▸ What to do: Pull every line containing "applications" out of the material below.
⟨
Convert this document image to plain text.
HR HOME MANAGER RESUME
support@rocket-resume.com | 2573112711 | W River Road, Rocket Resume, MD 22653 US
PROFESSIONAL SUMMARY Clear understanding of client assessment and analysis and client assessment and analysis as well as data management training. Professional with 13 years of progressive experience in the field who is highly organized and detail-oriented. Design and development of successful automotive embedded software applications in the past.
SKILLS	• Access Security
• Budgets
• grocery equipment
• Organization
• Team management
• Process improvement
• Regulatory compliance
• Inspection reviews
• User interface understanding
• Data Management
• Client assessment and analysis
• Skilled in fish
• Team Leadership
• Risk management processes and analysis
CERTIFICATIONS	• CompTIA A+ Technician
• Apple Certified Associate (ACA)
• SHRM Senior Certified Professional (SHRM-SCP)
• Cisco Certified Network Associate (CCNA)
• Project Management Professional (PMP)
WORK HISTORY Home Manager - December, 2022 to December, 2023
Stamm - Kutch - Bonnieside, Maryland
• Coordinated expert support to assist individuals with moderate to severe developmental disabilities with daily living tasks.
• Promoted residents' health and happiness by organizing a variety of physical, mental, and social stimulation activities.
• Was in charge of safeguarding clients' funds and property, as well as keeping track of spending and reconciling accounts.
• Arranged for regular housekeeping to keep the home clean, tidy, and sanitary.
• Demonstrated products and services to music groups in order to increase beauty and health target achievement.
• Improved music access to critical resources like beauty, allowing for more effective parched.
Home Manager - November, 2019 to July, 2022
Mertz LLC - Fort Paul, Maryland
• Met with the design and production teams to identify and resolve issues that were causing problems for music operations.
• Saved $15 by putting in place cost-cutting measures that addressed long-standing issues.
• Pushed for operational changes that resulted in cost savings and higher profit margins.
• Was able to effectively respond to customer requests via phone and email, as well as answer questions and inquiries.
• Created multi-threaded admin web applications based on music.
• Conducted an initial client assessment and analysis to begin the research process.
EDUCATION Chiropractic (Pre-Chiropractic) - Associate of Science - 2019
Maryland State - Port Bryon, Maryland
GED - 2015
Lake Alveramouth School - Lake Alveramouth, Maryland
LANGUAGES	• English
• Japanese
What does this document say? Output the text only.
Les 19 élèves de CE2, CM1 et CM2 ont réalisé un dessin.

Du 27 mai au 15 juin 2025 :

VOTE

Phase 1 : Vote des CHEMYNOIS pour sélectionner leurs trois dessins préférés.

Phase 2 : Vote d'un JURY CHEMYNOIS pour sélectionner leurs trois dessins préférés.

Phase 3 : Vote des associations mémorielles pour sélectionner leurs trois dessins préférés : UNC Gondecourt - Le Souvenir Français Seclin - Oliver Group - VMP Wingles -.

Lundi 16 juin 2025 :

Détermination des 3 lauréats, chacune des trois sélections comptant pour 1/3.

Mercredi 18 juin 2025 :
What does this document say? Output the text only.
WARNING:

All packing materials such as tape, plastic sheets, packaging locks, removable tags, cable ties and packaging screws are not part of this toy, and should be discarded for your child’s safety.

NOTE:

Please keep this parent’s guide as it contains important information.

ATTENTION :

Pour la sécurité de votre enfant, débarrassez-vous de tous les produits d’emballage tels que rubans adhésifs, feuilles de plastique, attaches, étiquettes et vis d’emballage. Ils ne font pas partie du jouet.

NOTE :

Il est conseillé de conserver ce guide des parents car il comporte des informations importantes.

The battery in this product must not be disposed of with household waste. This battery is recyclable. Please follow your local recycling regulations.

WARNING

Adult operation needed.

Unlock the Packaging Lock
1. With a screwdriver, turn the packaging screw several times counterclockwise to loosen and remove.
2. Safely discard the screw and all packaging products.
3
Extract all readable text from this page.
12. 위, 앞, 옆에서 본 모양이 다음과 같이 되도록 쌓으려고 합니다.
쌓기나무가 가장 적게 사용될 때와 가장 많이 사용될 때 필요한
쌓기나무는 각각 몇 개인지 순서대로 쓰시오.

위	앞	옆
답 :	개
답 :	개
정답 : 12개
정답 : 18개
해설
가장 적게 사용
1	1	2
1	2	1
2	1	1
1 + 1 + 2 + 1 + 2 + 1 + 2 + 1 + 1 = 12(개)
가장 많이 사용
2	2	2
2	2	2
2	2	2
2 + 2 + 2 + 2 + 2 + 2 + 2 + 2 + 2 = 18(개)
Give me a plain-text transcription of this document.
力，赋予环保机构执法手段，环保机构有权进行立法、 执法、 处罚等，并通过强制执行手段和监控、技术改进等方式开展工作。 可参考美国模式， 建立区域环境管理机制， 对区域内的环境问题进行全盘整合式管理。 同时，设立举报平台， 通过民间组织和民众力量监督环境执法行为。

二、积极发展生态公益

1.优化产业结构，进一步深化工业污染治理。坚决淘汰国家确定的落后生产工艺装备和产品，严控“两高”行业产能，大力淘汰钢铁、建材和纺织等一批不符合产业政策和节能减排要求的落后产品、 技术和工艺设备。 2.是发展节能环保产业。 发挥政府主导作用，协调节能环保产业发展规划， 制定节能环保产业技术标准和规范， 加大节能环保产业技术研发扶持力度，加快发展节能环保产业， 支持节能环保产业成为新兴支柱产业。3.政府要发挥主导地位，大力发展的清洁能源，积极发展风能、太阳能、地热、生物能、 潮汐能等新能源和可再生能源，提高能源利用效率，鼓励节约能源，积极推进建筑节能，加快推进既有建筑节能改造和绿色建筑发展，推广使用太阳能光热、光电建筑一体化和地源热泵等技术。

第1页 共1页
⟩
▸ Solution to the problem:
PROFESSIONAL SUMMARY Clear understanding of client assessment and analysis and client assessment and analysis as well as data management training. Professional with 13 years of progressive experience in the field who is highly organized and detail-oriented. Design and development of successful automotive embedded software applications in the past.
• Created multi-threaded admin web applications based on music.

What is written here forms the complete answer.